▶ **Material shown**
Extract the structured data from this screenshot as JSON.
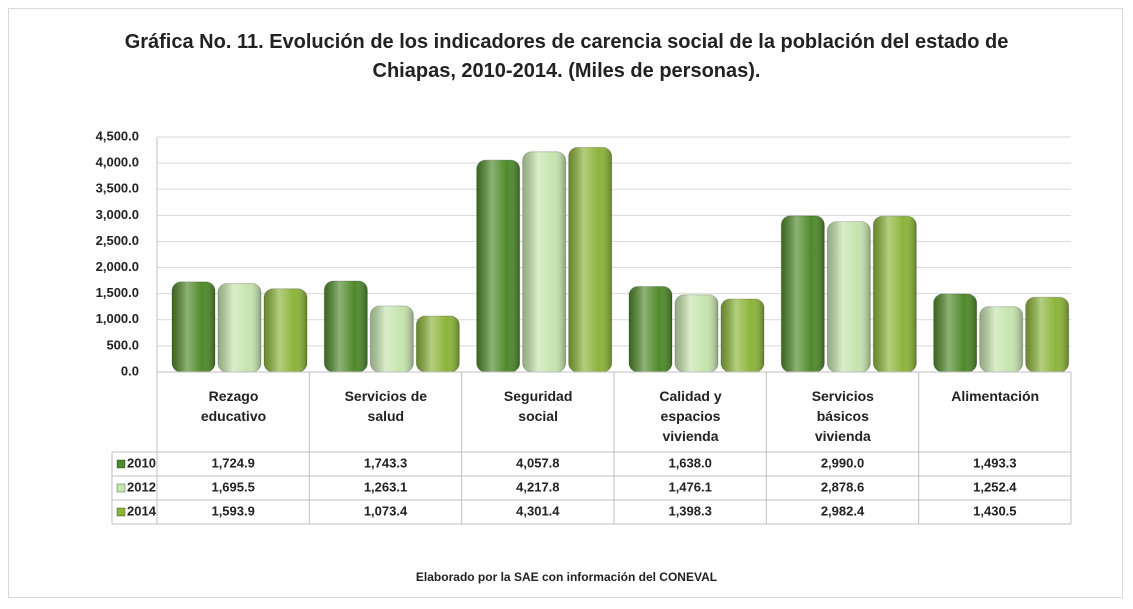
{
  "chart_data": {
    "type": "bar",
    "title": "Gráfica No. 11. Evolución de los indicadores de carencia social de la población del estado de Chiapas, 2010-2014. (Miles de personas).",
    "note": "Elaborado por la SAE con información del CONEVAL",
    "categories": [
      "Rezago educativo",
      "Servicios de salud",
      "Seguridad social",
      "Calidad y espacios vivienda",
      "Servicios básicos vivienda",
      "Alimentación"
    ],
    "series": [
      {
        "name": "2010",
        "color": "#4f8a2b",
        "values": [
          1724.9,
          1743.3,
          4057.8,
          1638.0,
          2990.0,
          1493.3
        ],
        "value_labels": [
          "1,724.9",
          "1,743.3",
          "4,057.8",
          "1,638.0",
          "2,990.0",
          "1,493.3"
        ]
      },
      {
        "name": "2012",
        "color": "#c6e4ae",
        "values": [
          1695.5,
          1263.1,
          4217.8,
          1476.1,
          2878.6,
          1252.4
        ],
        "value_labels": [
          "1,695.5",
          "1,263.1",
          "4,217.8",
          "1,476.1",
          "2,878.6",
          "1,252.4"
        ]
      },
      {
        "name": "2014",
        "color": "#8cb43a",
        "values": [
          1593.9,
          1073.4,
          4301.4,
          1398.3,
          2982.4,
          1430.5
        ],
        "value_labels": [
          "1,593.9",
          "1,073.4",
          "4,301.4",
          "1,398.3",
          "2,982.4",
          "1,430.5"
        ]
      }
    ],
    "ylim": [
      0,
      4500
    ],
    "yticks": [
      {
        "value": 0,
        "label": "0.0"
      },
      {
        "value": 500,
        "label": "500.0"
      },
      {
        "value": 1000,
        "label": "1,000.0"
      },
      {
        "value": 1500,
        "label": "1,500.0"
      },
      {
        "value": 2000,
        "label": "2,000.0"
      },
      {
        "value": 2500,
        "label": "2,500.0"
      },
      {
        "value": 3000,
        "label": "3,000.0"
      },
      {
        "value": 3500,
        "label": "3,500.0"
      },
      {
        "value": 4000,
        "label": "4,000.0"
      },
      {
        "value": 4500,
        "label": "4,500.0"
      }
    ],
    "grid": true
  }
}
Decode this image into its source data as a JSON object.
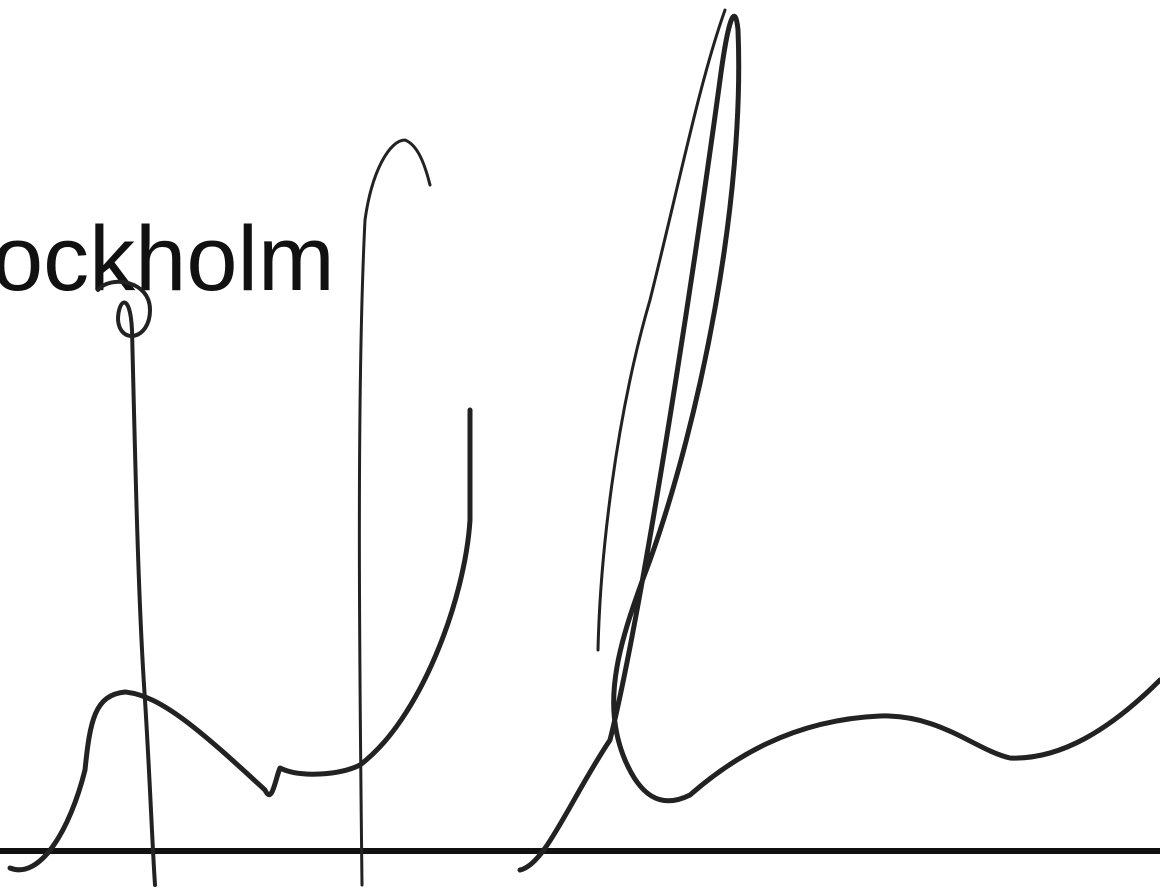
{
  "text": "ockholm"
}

▶ **Goal**
Repeat the records above exactly, leaving out the pictures.

▶ **Output for this task**
Extract the structured data from this screenshot as JSON.
{
  "chart_data": {
    "type": "bar",
    "title": "Gráfica No. 11. Evolución de los indicadores de carencia social de la población del estado de Chiapas, 2010-2014. (Miles de personas).",
    "note": "Elaborado por la SAE con información del CONEVAL",
    "categories": [
      "Rezago educativo",
      "Servicios de salud",
      "Seguridad social",
      "Calidad y espacios vivienda",
      "Servicios básicos vivienda",
      "Alimentación"
    ],
    "series": [
      {
        "name": "2010",
        "color": "#4f8a2b",
        "values": [
          1724.9,
          1743.3,
          4057.8,
          1638.0,
          2990.0,
          1493.3
        ],
        "value_labels": [
          "1,724.9",
          "1,743.3",
          "4,057.8",
          "1,638.0",
          "2,990.0",
          "1,493.3"
        ]
      },
      {
        "name": "2012",
        "color": "#c6e4ae",
        "values": [
          1695.5,
          1263.1,
          4217.8,
          1476.1,
          2878.6,
          1252.4
        ],
        "value_labels": [
          "1,695.5",
          "1,263.1",
          "4,217.8",
          "1,476.1",
          "2,878.6",
          "1,252.4"
        ]
      },
      {
        "name": "2014",
        "color": "#8cb43a",
        "values": [
          1593.9,
          1073.4,
          4301.4,
          1398.3,
          2982.4,
          1430.5
        ],
        "value_labels": [
          "1,593.9",
          "1,073.4",
          "4,301.4",
          "1,398.3",
          "2,982.4",
          "1,430.5"
        ]
      }
    ],
    "ylim": [
      0,
      4500
    ],
    "yticks": [
      {
        "value": 0,
        "label": "0.0"
      },
      {
        "value": 500,
        "label": "500.0"
      },
      {
        "value": 1000,
        "label": "1,000.0"
      },
      {
        "value": 1500,
        "label": "1,500.0"
      },
      {
        "value": 2000,
        "label": "2,000.0"
      },
      {
        "value": 2500,
        "label": "2,500.0"
      },
      {
        "value": 3000,
        "label": "3,000.0"
      },
      {
        "value": 3500,
        "label": "3,500.0"
      },
      {
        "value": 4000,
        "label": "4,000.0"
      },
      {
        "value": 4500,
        "label": "4,500.0"
      }
    ],
    "grid": true
  }
}
Decode this image into its source data as a JSON object.
{
  "text": "ockholm"
}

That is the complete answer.